Requisitos da tarefa –
Transcreva sem alterações o trecho do excerto sobre o conhecimento linguístico inato que começa em "Explicitamente formulado, o" e termina em "(De 5 a 7).", incluindo estas últimas palavras.

Excerto –
Jerry Fodor (1976), The Language of Thought. Trad. Luís
Veríssimo. Hassocks, Sussex: Harvester Press, pp. 63-64
Assim, uma vez que à nascença somos capazes de aprender uma
Língua e qualquer processo de aprendizagem de uma Língua pressupõe algum conhecimento linguístico, Fodor acredita ter demonstrado a existência de conhecimento linguístico inato.
Explicitamente formulado, o argumento diz-nos o seguinte:
- (1) Para aprender uma Língua temos de aprender regras.
- (2) Para aprender regras temos de ser capazes de as representar. - (3) Para aprender uma Língua temos de ser capazes de representar regras. (De 1 e 2) - (4) Para poder representar regras temos de ter algum conhecimento linguístico. - (5) Para aprender uma Língua temos de ter algum conhecimento linguístico. (De 3 e 4) - (6) Quando nascemos temos a capacidade de aprender uma Língua. - (7) Se quando nascemos temos a capacidade de aprender uma Língua e para aprender uma Língua temos de ter algum conhecimento linguístico, então existe conhecimento linguístico inato. - (8) Logo, existe conhecimento linguístico inato. (De 5 a 7).
Se encararmos este conhecimento inato do funcionamento
da língua como genuíno conhecimento acerca do mundo, teremos de abandonar a ideia de que, à nascença, a mente é uma tábua rasa (ou folha em branco).

Dados de análise da disposição de documentos:
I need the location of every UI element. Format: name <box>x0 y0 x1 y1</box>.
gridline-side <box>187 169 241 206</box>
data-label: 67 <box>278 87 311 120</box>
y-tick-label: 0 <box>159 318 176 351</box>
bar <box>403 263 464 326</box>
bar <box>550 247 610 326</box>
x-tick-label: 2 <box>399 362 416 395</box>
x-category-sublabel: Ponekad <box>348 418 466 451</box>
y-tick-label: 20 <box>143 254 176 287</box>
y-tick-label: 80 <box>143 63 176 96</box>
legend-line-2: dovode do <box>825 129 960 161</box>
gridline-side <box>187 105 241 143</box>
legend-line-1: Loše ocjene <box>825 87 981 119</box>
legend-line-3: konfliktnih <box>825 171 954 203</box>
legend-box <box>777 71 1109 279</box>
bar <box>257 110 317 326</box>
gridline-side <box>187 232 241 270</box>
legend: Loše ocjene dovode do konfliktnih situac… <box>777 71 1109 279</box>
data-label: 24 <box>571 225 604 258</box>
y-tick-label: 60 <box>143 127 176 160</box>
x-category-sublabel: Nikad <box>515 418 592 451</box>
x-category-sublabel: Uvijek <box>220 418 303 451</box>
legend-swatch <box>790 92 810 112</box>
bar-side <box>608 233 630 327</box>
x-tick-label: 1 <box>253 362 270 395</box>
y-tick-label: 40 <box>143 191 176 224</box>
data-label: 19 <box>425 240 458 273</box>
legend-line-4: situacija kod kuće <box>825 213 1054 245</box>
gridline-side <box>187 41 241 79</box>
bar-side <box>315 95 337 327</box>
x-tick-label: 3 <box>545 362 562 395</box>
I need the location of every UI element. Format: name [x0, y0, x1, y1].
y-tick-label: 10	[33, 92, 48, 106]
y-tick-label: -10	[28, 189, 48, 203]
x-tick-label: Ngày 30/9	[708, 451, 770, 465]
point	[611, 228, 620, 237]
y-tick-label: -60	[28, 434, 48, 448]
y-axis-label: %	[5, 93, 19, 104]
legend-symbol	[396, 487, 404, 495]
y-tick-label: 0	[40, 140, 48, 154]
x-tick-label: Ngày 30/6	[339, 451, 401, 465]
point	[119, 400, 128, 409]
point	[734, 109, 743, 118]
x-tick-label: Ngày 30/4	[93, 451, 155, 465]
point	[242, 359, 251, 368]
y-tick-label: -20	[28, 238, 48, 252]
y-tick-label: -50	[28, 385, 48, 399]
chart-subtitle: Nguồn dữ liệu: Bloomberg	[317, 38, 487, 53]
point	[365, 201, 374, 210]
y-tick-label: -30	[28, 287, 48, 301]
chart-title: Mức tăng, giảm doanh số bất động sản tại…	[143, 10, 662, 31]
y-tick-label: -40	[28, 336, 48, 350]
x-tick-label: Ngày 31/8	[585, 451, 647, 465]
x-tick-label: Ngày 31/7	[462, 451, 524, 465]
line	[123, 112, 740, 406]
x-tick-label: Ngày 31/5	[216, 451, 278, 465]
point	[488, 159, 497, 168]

Solução –
Explicitamente formulado, o argumento diz-nos o seguinte:
- (1) Para aprender uma Língua temos de aprender regras.
- (2) Para aprender regras temos de ser capazes de as representar. - (3) Para aprender uma Língua temos de ser capazes de representar regras. (De 1 e 2) - (4) Para poder representar regras temos de ter algum conhecimento linguístico. - (5) Para aprender uma Língua temos de ter algum conhecimento linguístico. (De 3 e 4) - (6) Quando nascemos temos a capacidade de aprender uma Língua. - (7) Se quando nascemos temos a capacidade de aprender uma Língua e para aprender uma Língua temos de ter algum conhecimento linguístico, então existe conhecimento linguístico inato. - (8) Logo, existe conhecimento linguístico inato. (De 5 a 7).